=== STORED RECORDS ===
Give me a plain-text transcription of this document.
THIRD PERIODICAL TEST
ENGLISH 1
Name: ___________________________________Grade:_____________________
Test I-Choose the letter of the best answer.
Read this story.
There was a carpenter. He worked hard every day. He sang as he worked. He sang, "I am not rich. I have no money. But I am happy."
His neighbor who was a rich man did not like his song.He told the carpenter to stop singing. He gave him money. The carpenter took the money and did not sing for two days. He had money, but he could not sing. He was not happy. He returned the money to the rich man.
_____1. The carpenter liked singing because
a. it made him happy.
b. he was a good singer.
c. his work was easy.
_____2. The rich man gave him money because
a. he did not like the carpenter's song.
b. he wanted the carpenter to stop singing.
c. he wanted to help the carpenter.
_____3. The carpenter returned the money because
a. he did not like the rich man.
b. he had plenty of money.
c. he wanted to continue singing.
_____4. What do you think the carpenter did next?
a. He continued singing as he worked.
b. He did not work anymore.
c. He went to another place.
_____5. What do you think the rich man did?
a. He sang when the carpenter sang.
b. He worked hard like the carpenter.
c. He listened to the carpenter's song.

=== TASK TO CARRY OUT ===
Exactly reproduce every line of the data above.

=== WRITTEN ANSWER ===
Give me a plain-text transcription of this document.
THIRD PERIODICAL TEST
ENGLISH 1
Name: ___________________________________Grade:_____________________
Test I-Choose the letter of the best answer.
Read this story.
There was a carpenter. He worked hard every day. He sang as he worked. He sang, "I am not rich. I have no money. But I am happy."
His neighbor who was a rich man did not like his song.He told the carpenter to stop singing. He gave him money. The carpenter took the money and did not sing for two days. He had money, but he could not sing. He was not happy. He returned the money to the rich man.
_____1. The carpenter liked singing because
a. it made him happy.
b. he was a good singer.
c. his work was easy.
_____2. The rich man gave him money because
a. he did not like the carpenter's song.
b. he wanted the carpenter to stop singing.
c. he wanted to help the carpenter.
_____3. The carpenter returned the money because
a. he did not like the rich man.
b. he had plenty of money.
c. he wanted to continue singing.
_____4. What do you think the carpenter did next?
a. He continued singing as he worked.
b. He did not work anymore.
c. He went to another place.
_____5. What do you think the rich man did?
a. He sang when the carpenter sang.
b. He worked hard like the carpenter.
c. He listened to the carpenter's song.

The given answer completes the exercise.